# Task brief
Exactly reproduce each entry, leaving out nothing.

Extracted records:
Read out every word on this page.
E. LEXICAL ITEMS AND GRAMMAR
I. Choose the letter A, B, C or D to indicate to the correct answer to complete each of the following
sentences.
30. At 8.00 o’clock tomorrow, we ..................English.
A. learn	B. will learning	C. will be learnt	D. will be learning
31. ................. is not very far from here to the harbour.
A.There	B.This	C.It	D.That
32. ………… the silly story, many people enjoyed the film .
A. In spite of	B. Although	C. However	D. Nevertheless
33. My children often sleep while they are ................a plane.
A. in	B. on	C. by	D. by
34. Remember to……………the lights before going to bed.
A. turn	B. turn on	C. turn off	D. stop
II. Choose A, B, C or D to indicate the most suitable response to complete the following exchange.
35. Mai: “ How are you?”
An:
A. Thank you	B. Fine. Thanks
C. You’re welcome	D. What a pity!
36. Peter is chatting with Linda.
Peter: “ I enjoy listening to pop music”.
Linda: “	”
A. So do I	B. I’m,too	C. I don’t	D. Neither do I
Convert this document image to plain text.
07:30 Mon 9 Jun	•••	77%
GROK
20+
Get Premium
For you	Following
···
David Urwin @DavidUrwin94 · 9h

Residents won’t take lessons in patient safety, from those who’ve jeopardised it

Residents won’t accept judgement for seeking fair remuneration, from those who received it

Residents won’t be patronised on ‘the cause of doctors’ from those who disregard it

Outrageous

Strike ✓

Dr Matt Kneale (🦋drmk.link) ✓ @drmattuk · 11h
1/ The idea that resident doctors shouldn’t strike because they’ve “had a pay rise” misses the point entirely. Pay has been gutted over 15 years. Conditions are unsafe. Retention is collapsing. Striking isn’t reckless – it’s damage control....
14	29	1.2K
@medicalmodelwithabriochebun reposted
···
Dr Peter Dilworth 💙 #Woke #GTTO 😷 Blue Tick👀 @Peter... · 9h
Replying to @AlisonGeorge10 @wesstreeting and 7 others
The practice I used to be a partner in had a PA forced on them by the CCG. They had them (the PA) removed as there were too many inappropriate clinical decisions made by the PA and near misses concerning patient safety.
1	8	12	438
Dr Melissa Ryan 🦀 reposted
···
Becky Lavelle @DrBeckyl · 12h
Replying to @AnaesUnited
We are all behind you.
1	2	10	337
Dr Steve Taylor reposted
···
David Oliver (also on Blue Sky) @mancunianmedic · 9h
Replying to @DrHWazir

# The completed task
Read out every word on this page.
E. LEXICAL ITEMS AND GRAMMAR
I. Choose the letter A, B, C or D to indicate to the correct answer to complete each of the following
sentences.
30. At 8.00 o’clock tomorrow, we ..................English.
A. learn	B. will learning	C. will be learnt	D. will be learning
31. ................. is not very far from here to the harbour.
A.There	B.This	C.It	D.That
32. ………… the silly story, many people enjoyed the film .
A. In spite of	B. Although	C. However	D. Nevertheless
33. My children often sleep while they are ................a plane.
A. in	B. on	C. by	D. by
34. Remember to……………the lights before going to bed.
A. turn	B. turn on	C. turn off	D. stop
II. Choose A, B, C or D to indicate the most suitable response to complete the following exchange.
35. Mai: “ How are you?”
An:
A. Thank you	B. Fine. Thanks
C. You’re welcome	D. What a pity!
36. Peter is chatting with Linda.
Peter: “ I enjoy listening to pop music”.
Linda: “	”
A. So do I	B. I’m,too	C. I don’t	D. Neither do I
Convert this document image to plain text.
07:30 Mon 9 Jun	•••	77%
GROK
20+
Get Premium
For you	Following
···
David Urwin @DavidUrwin94 · 9h

Residents won’t take lessons in patient safety, from those who’ve jeopardised it

Residents won’t accept judgement for seeking fair remuneration, from those who received it

Residents won’t be patronised on ‘the cause of doctors’ from those who disregard it

Outrageous

Strike ✓

Dr Matt Kneale (🦋drmk.link) ✓ @drmattuk · 11h
1/ The idea that resident doctors shouldn’t strike because they’ve “had a pay rise” misses the point entirely. Pay has been gutted over 15 years. Conditions are unsafe. Retention is collapsing. Striking isn’t reckless – it’s damage control....
14	29	1.2K
@medicalmodelwithabriochebun reposted
···
Dr Peter Dilworth 💙 #Woke #GTTO 😷 Blue Tick👀 @Peter... · 9h
Replying to @AlisonGeorge10 @wesstreeting and 7 others
The practice I used to be a partner in had a PA forced on them by the CCG. They had them (the PA) removed as there were too many inappropriate clinical decisions made by the PA and near misses concerning patient safety.
1	8	12	438
Dr Melissa Ryan 🦀 reposted
···
Becky Lavelle @DrBeckyl · 12h
Replying to @AnaesUnited
We are all behind you.
1	2	10	337
Dr Steve Taylor reposted
···
David Oliver (also on Blue Sky) @mancunianmedic · 9h
Replying to @DrHWazir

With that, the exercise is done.